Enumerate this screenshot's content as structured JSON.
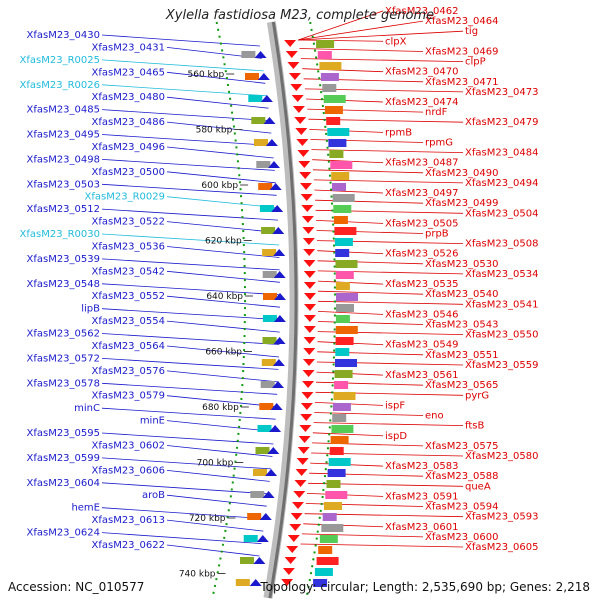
{
  "title": "Xylella fastidiosa M23, complete genome",
  "accession": "Accession: NC_010577",
  "topology": "Topology: circular; Length: 2,535,690 bp; Genes: 2,218",
  "colors": {
    "left_gene": "#1a1acc",
    "left_rna": "#22bbdd",
    "right_gene": "#dd0000",
    "backbone": "#999999",
    "tick_green": "#119911"
  },
  "ticks": [
    "560 kbp",
    "580 kbp",
    "600 kbp",
    "620 kbp",
    "640 kbp",
    "660 kbp",
    "680 kbp",
    "700 kbp",
    "720 kbp",
    "740 kbp"
  ],
  "left_labels": [
    "XfasM23_0430",
    "XfasM23_0431",
    "XfasM23_R0025",
    "XfasM23_0465",
    "XfasM23_R0026",
    "XfasM23_0480",
    "XfasM23_0485",
    "XfasM23_0486",
    "XfasM23_0495",
    "XfasM23_0496",
    "XfasM23_0498",
    "XfasM23_0500",
    "XfasM23_0503",
    "XfasM23_R0029",
    "XfasM23_0512",
    "XfasM23_0522",
    "XfasM23_R0030",
    "XfasM23_0536",
    "XfasM23_0539",
    "XfasM23_0542",
    "XfasM23_0548",
    "XfasM23_0552",
    "lipB",
    "XfasM23_0554",
    "XfasM23_0562",
    "XfasM23_0564",
    "XfasM23_0572",
    "XfasM23_0576",
    "XfasM23_0578",
    "XfasM23_0579",
    "minC",
    "minE",
    "XfasM23_0595",
    "XfasM23_0602",
    "XfasM23_0599",
    "XfasM23_0606",
    "XfasM23_0604",
    "aroB",
    "hemE",
    "XfasM23_0613",
    "XfasM23_0624",
    "XfasM23_0622"
  ],
  "right_labels": [
    "XfasM23_0462",
    "XfasM23_0464",
    "tig",
    "clpX",
    "XfasM23_0469",
    "clpP",
    "XfasM23_0470",
    "XfasM23_0471",
    "XfasM23_0473",
    "XfasM23_0474",
    "nrdF",
    "XfasM23_0479",
    "rpmB",
    "rpmG",
    "XfasM23_0484",
    "XfasM23_0487",
    "XfasM23_0490",
    "XfasM23_0494",
    "XfasM23_0497",
    "XfasM23_0499",
    "XfasM23_0504",
    "XfasM23_0505",
    "prpB",
    "XfasM23_0508",
    "XfasM23_0526",
    "XfasM23_0530",
    "XfasM23_0534",
    "XfasM23_0535",
    "XfasM23_0540",
    "XfasM23_0541",
    "XfasM23_0546",
    "XfasM23_0543",
    "XfasM23_0550",
    "XfasM23_0549",
    "XfasM23_0551",
    "XfasM23_0559",
    "XfasM23_0561",
    "XfasM23_0565",
    "pyrG",
    "ispF",
    "eno",
    "ftsB",
    "ispD",
    "XfasM23_0575",
    "XfasM23_0580",
    "XfasM23_0583",
    "XfasM23_0588",
    "queA",
    "XfasM23_0591",
    "XfasM23_0594",
    "XfasM23_0593",
    "XfasM23_0601",
    "XfasM23_0600",
    "XfasM23_0605"
  ]
}
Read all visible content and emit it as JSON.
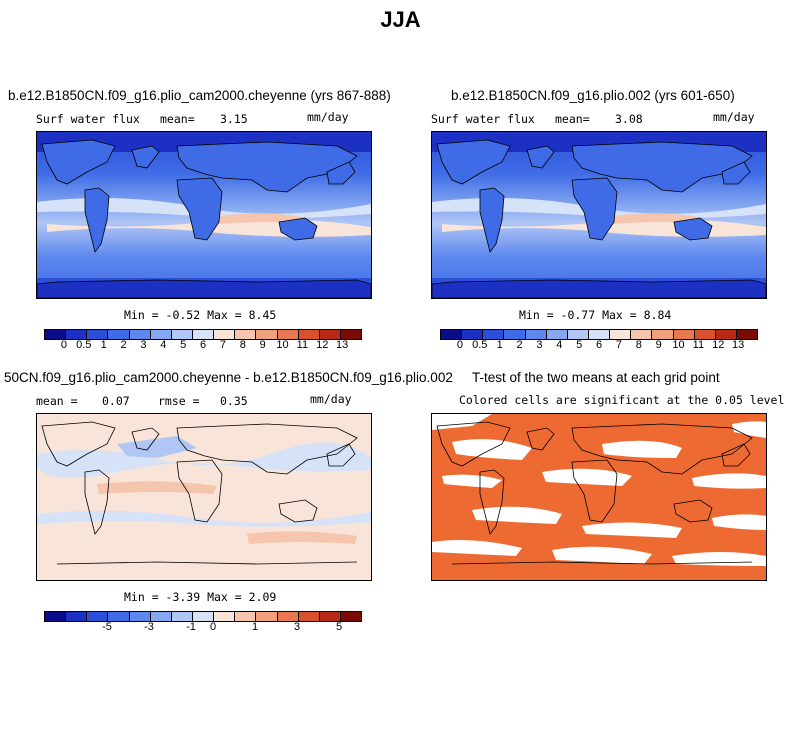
{
  "title": "JJA",
  "panels": [
    {
      "id": "top-left",
      "title": "b.e12.B1850CN.f09_g16.plio_cam2000.cheyenne (yrs 867-888)",
      "variable": "Surf water flux",
      "mean_label": "mean=",
      "mean": "3.15",
      "units": "mm/day",
      "minmax": "Min =  -0.52 Max =   8.45"
    },
    {
      "id": "top-right",
      "title": "b.e12.B1850CN.f09_g16.plio.002 (yrs 601-650)",
      "variable": "Surf water flux",
      "mean_label": "mean=",
      "mean": "3.08",
      "units": "mm/day",
      "minmax": "Min =  -0.77 Max =   8.84"
    },
    {
      "id": "bottom-left",
      "title": "50CN.f09_g16.plio_cam2000.cheyenne - b.e12.B1850CN.f09_g16.plio.002",
      "mean_label": "mean =",
      "mean": "0.07",
      "rmse_label": "rmse =",
      "rmse": "0.35",
      "units": "mm/day",
      "minmax": "Min =  -3.39 Max =   2.09"
    },
    {
      "id": "bottom-right",
      "title": "T-test of the two means at each grid point",
      "subtitle": "Colored cells are significant at the 0.05 level"
    }
  ],
  "colorbars": {
    "abs": {
      "labels": [
        "0",
        "0.5",
        "1",
        "2",
        "3",
        "4",
        "5",
        "6",
        "7",
        "8",
        "9",
        "10",
        "11",
        "12",
        "13"
      ],
      "colors": [
        "#0b0c8a",
        "#1c30c4",
        "#2b4fd9",
        "#3f6ce6",
        "#5d88ee",
        "#86a8f2",
        "#b1c6f5",
        "#d6e2f8",
        "#f8e4d8",
        "#f5c6ad",
        "#f0a07c",
        "#e9774f",
        "#d9502c",
        "#b82a15",
        "#7a0b06"
      ]
    },
    "diff": {
      "labels": [
        "-5",
        "-3",
        "-1",
        "0",
        "1",
        "3",
        "5"
      ],
      "colors": [
        "#0b0c8a",
        "#1c30c4",
        "#2b4fd9",
        "#3f6ce6",
        "#5d88ee",
        "#86a8f2",
        "#b1c6f5",
        "#d6e2f8",
        "#f8e4d8",
        "#f5c6ad",
        "#f0a07c",
        "#e9774f",
        "#d9502c",
        "#b82a15",
        "#7a0b06"
      ]
    }
  },
  "chart_data": [
    {
      "type": "heatmap",
      "title": "Surf water flux",
      "units": "mm/day",
      "mean": 3.15,
      "min": -0.52,
      "max": 8.45,
      "levels": [
        0,
        0.5,
        1,
        2,
        3,
        4,
        5,
        6,
        7,
        8,
        9,
        10,
        11,
        12,
        13
      ]
    },
    {
      "type": "heatmap",
      "title": "Surf water flux",
      "units": "mm/day",
      "mean": 3.08,
      "min": -0.77,
      "max": 8.84,
      "levels": [
        0,
        0.5,
        1,
        2,
        3,
        4,
        5,
        6,
        7,
        8,
        9,
        10,
        11,
        12,
        13
      ]
    },
    {
      "type": "heatmap",
      "units": "mm/day",
      "mean": 0.07,
      "rmse": 0.35,
      "min": -3.39,
      "max": 2.09,
      "levels": [
        -5,
        -3,
        -1,
        0,
        1,
        3,
        5
      ]
    },
    {
      "type": "heatmap",
      "title": "T-test of the two means at each grid point",
      "note": "Colored cells are significant at the 0.05 level",
      "significant_color": "#ee6a33"
    }
  ]
}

-*-*-

WHAT YOU HAVE TO DO
Please retype the records above exactly, but leave out any pictures.

RESPONSE BOX
Enumerate this screenshot's content as structured JSON.
{
  "title": "Xylella fastidiosa M23, complete genome",
  "accession": "Accession: NC_010577",
  "topology": "Topology: circular; Length: 2,535,690 bp; Genes: 2,218",
  "colors": {
    "left_gene": "#1a1acc",
    "left_rna": "#22bbdd",
    "right_gene": "#dd0000",
    "backbone": "#999999",
    "tick_green": "#119911"
  },
  "ticks": [
    "560 kbp",
    "580 kbp",
    "600 kbp",
    "620 kbp",
    "640 kbp",
    "660 kbp",
    "680 kbp",
    "700 kbp",
    "720 kbp",
    "740 kbp"
  ],
  "left_labels": [
    "XfasM23_0430",
    "XfasM23_0431",
    "XfasM23_R0025",
    "XfasM23_0465",
    "XfasM23_R0026",
    "XfasM23_0480",
    "XfasM23_0485",
    "XfasM23_0486",
    "XfasM23_0495",
    "XfasM23_0496",
    "XfasM23_0498",
    "XfasM23_0500",
    "XfasM23_0503",
    "XfasM23_R0029",
    "XfasM23_0512",
    "XfasM23_0522",
    "XfasM23_R0030",
    "XfasM23_0536",
    "XfasM23_0539",
    "XfasM23_0542",
    "XfasM23_0548",
    "XfasM23_0552",
    "lipB",
    "XfasM23_0554",
    "XfasM23_0562",
    "XfasM23_0564",
    "XfasM23_0572",
    "XfasM23_0576",
    "XfasM23_0578",
    "XfasM23_0579",
    "minC",
    "minE",
    "XfasM23_0595",
    "XfasM23_0602",
    "XfasM23_0599",
    "XfasM23_0606",
    "XfasM23_0604",
    "aroB",
    "hemE",
    "XfasM23_0613",
    "XfasM23_0624",
    "XfasM23_0622"
  ],
  "right_labels": [
    "XfasM23_0462",
    "XfasM23_0464",
    "tig",
    "clpX",
    "XfasM23_0469",
    "clpP",
    "XfasM23_0470",
    "XfasM23_0471",
    "XfasM23_0473",
    "XfasM23_0474",
    "nrdF",
    "XfasM23_0479",
    "rpmB",
    "rpmG",
    "XfasM23_0484",
    "XfasM23_0487",
    "XfasM23_0490",
    "XfasM23_0494",
    "XfasM23_0497",
    "XfasM23_0499",
    "XfasM23_0504",
    "XfasM23_0505",
    "prpB",
    "XfasM23_0508",
    "XfasM23_0526",
    "XfasM23_0530",
    "XfasM23_0534",
    "XfasM23_0535",
    "XfasM23_0540",
    "XfasM23_0541",
    "XfasM23_0546",
    "XfasM23_0543",
    "XfasM23_0550",
    "XfasM23_0549",
    "XfasM23_0551",
    "XfasM23_0559",
    "XfasM23_0561",
    "XfasM23_0565",
    "pyrG",
    "ispF",
    "eno",
    "ftsB",
    "ispD",
    "XfasM23_0575",
    "XfasM23_0580",
    "XfasM23_0583",
    "XfasM23_0588",
    "queA",
    "XfasM23_0591",
    "XfasM23_0594",
    "XfasM23_0593",
    "XfasM23_0601",
    "XfasM23_0600",
    "XfasM23_0605"
  ]
}
Read all visible content and emit it as JSON.
{
  "title": "JJA",
  "panels": [
    {
      "id": "top-left",
      "title": "b.e12.B1850CN.f09_g16.plio_cam2000.cheyenne (yrs 867-888)",
      "variable": "Surf water flux",
      "mean_label": "mean=",
      "mean": "3.15",
      "units": "mm/day",
      "minmax": "Min =  -0.52 Max =   8.45"
    },
    {
      "id": "top-right",
      "title": "b.e12.B1850CN.f09_g16.plio.002 (yrs 601-650)",
      "variable": "Surf water flux",
      "mean_label": "mean=",
      "mean": "3.08",
      "units": "mm/day",
      "minmax": "Min =  -0.77 Max =   8.84"
    },
    {
      "id": "bottom-left",
      "title": "50CN.f09_g16.plio_cam2000.cheyenne - b.e12.B1850CN.f09_g16.plio.002",
      "mean_label": "mean =",
      "mean": "0.07",
      "rmse_label": "rmse =",
      "rmse": "0.35",
      "units": "mm/day",
      "minmax": "Min =  -3.39 Max =   2.09"
    },
    {
      "id": "bottom-right",
      "title": "T-test of the two means at each grid point",
      "subtitle": "Colored cells are significant at the 0.05 level"
    }
  ],
  "colorbars": {
    "abs": {
      "labels": [
        "0",
        "0.5",
        "1",
        "2",
        "3",
        "4",
        "5",
        "6",
        "7",
        "8",
        "9",
        "10",
        "11",
        "12",
        "13"
      ],
      "colors": [
        "#0b0c8a",
        "#1c30c4",
        "#2b4fd9",
        "#3f6ce6",
        "#5d88ee",
        "#86a8f2",
        "#b1c6f5",
        "#d6e2f8",
        "#f8e4d8",
        "#f5c6ad",
        "#f0a07c",
        "#e9774f",
        "#d9502c",
        "#b82a15",
        "#7a0b06"
      ]
    },
    "diff": {
      "labels": [
        "-5",
        "-3",
        "-1",
        "0",
        "1",
        "3",
        "5"
      ],
      "colors": [
        "#0b0c8a",
        "#1c30c4",
        "#2b4fd9",
        "#3f6ce6",
        "#5d88ee",
        "#86a8f2",
        "#b1c6f5",
        "#d6e2f8",
        "#f8e4d8",
        "#f5c6ad",
        "#f0a07c",
        "#e9774f",
        "#d9502c",
        "#b82a15",
        "#7a0b06"
      ]
    }
  },
  "chart_data": [
    {
      "type": "heatmap",
      "title": "Surf water flux",
      "units": "mm/day",
      "mean": 3.15,
      "min": -0.52,
      "max": 8.45,
      "levels": [
        0,
        0.5,
        1,
        2,
        3,
        4,
        5,
        6,
        7,
        8,
        9,
        10,
        11,
        12,
        13
      ]
    },
    {
      "type": "heatmap",
      "title": "Surf water flux",
      "units": "mm/day",
      "mean": 3.08,
      "min": -0.77,
      "max": 8.84,
      "levels": [
        0,
        0.5,
        1,
        2,
        3,
        4,
        5,
        6,
        7,
        8,
        9,
        10,
        11,
        12,
        13
      ]
    },
    {
      "type": "heatmap",
      "units": "mm/day",
      "mean": 0.07,
      "rmse": 0.35,
      "min": -3.39,
      "max": 2.09,
      "levels": [
        -5,
        -3,
        -1,
        0,
        1,
        3,
        5
      ]
    },
    {
      "type": "heatmap",
      "title": "T-test of the two means at each grid point",
      "note": "Colored cells are significant at the 0.05 level",
      "significant_color": "#ee6a33"
    }
  ]
}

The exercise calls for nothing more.